> _AIM OF THE EXERCISE_: Starting at the line with "Read this page and output its text content." in it, reproduce each line below through the last one, exactly, and include nothing else.

::: RECORDS PROVIDED :::

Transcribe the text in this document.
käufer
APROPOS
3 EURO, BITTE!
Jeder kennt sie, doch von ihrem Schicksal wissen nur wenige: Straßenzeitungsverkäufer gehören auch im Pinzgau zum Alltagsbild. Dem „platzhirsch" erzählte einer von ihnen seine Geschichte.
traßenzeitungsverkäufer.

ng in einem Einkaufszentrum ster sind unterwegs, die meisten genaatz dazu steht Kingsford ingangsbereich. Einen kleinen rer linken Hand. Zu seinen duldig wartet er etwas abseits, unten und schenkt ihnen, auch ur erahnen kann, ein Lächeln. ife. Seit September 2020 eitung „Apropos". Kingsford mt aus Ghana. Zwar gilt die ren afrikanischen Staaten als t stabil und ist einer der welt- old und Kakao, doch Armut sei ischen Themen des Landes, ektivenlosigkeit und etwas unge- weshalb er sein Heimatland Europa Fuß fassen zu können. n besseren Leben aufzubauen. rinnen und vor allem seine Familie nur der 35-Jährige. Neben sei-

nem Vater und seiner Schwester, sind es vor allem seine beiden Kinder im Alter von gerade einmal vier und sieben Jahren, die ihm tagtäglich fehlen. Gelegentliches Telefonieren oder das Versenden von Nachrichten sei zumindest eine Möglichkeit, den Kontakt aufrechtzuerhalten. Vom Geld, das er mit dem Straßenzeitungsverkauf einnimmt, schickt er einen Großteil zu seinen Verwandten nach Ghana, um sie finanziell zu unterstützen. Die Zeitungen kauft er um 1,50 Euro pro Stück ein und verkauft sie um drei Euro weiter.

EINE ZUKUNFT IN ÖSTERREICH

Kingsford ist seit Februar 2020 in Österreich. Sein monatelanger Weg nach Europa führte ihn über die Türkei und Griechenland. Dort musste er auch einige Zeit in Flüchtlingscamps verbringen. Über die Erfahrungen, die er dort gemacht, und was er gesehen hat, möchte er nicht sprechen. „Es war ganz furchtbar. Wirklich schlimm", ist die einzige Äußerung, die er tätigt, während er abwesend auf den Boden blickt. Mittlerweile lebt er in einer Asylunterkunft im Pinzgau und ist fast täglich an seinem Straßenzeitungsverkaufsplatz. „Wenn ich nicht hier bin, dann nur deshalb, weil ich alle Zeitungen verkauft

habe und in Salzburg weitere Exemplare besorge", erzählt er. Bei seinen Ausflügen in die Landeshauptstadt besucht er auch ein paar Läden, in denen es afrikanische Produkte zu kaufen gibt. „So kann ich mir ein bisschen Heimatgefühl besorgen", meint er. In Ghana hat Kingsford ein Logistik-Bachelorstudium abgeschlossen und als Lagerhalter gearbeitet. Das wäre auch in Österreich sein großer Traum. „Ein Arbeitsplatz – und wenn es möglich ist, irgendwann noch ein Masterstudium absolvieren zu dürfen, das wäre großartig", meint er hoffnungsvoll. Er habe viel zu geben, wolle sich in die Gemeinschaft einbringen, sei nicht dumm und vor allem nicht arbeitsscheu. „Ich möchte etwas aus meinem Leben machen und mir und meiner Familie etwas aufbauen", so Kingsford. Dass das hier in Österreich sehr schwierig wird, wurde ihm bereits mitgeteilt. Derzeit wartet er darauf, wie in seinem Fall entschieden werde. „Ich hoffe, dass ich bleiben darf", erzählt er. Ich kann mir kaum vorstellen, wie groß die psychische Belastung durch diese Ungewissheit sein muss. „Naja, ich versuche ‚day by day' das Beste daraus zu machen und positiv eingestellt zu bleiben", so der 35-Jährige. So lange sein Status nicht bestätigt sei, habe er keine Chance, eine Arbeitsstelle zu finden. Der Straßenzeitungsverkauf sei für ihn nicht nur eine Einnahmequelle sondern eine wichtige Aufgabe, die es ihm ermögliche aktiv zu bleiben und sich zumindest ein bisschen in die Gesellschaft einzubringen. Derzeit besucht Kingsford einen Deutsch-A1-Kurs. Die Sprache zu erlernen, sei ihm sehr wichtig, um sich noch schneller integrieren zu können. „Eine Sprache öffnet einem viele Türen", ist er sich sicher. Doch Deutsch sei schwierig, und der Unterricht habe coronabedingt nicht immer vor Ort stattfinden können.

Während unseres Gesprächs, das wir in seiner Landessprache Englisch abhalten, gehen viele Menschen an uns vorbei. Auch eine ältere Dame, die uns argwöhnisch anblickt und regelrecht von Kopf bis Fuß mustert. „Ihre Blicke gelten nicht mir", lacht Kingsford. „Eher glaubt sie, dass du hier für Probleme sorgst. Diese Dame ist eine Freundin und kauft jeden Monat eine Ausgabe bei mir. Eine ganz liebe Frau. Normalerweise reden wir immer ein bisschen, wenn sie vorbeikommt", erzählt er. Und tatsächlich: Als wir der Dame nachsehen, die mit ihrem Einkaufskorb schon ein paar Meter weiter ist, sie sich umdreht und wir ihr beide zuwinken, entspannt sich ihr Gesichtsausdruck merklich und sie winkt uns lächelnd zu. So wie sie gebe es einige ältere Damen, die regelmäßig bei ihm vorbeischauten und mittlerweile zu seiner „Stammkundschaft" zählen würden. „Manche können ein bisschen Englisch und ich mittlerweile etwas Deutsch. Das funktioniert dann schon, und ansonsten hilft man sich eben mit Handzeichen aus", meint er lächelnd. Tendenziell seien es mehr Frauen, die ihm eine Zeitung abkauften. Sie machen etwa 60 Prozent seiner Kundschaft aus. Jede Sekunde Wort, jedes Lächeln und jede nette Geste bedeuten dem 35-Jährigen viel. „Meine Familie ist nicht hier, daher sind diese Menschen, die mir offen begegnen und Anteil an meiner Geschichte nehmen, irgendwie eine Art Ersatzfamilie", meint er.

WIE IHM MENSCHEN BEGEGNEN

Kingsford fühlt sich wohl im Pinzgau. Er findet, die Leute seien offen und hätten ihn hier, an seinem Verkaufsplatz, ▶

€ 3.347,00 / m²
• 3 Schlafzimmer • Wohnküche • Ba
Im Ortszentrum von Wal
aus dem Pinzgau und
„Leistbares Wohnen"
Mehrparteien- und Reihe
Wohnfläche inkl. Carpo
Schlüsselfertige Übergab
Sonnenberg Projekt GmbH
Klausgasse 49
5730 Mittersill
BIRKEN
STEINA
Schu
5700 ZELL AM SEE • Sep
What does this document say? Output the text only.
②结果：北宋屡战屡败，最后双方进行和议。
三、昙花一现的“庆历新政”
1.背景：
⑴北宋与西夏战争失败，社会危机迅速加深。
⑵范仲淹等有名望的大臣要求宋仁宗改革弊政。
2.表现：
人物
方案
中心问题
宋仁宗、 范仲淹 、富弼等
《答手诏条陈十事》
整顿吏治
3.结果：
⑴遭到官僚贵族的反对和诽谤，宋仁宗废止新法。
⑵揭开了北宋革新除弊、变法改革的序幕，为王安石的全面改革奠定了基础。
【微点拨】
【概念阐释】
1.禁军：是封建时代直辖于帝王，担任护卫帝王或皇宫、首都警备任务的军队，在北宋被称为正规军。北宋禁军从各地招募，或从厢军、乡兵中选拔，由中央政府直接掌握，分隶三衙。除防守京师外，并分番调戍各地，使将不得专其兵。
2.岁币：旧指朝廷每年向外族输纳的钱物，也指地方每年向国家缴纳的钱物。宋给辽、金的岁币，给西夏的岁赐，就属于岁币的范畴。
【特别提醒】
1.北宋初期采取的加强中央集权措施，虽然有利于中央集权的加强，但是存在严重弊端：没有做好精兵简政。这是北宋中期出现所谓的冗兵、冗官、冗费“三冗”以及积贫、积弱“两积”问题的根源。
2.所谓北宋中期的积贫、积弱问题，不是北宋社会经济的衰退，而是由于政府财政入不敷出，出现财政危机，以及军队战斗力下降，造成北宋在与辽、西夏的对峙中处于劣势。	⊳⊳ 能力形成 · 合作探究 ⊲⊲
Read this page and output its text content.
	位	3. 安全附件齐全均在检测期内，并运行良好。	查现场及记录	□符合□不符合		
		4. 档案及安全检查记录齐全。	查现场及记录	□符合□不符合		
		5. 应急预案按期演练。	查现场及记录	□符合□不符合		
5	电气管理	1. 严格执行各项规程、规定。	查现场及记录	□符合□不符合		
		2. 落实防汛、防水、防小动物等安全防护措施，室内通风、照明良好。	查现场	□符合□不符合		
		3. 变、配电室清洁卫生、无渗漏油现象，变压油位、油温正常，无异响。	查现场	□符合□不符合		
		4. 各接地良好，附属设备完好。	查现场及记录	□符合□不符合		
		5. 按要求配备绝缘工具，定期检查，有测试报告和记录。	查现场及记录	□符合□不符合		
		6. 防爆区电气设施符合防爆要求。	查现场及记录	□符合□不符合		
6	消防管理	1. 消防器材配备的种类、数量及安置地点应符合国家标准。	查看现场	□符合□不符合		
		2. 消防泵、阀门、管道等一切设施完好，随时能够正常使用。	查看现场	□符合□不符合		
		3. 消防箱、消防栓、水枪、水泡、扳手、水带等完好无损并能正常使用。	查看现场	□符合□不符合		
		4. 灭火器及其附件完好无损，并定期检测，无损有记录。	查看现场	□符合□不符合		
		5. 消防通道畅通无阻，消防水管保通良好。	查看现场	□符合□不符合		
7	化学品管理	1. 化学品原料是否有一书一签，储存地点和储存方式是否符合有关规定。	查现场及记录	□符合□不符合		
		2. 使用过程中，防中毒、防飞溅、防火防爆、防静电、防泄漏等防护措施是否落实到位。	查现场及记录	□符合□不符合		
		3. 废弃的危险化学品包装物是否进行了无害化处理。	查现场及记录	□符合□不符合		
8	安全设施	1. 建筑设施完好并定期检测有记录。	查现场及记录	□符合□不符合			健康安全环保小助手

:::

> _EXERCISE SOLUTION_:
Read this page and output its text content.
	位	3. 安全附件齐全均在检测期内，并运行良好。	查现场及记录	□符合□不符合		
		4. 档案及安全检查记录齐全。	查现场及记录	□符合□不符合		
		5. 应急预案按期演练。	查现场及记录	□符合□不符合		
5	电气管理	1. 严格执行各项规程、规定。	查现场及记录	□符合□不符合		
		2. 落实防汛、防水、防小动物等安全防护措施，室内通风、照明良好。	查现场	□符合□不符合		
		3. 变、配电室清洁卫生、无渗漏油现象，变压油位、油温正常，无异响。	查现场	□符合□不符合		
		4. 各接地良好，附属设备完好。	查现场及记录	□符合□不符合		
		5. 按要求配备绝缘工具，定期检查，有测试报告和记录。	查现场及记录	□符合□不符合		
		6. 防爆区电气设施符合防爆要求。	查现场及记录	□符合□不符合		
6	消防管理	1. 消防器材配备的种类、数量及安置地点应符合国家标准。	查看现场	□符合□不符合		
		2. 消防泵、阀门、管道等一切设施完好，随时能够正常使用。	查看现场	□符合□不符合		
		3. 消防箱、消防栓、水枪、水泡、扳手、水带等完好无损并能正常使用。	查看现场	□符合□不符合		
		4. 灭火器及其附件完好无损，并定期检测，无损有记录。	查看现场	□符合□不符合		
		5. 消防通道畅通无阻，消防水管保通良好。	查看现场	□符合□不符合		
7	化学品管理	1. 化学品原料是否有一书一签，储存地点和储存方式是否符合有关规定。	查现场及记录	□符合□不符合		
		2. 使用过程中，防中毒、防飞溅、防火防爆、防静电、防泄漏等防护措施是否落实到位。	查现场及记录	□符合□不符合		
		3. 废弃的危险化学品包装物是否进行了无害化处理。	查现场及记录	□符合□不符合		
8	安全设施	1. 建筑设施完好并定期检测有记录。	查现场及记录	□符合□不符合			健康安全环保小助手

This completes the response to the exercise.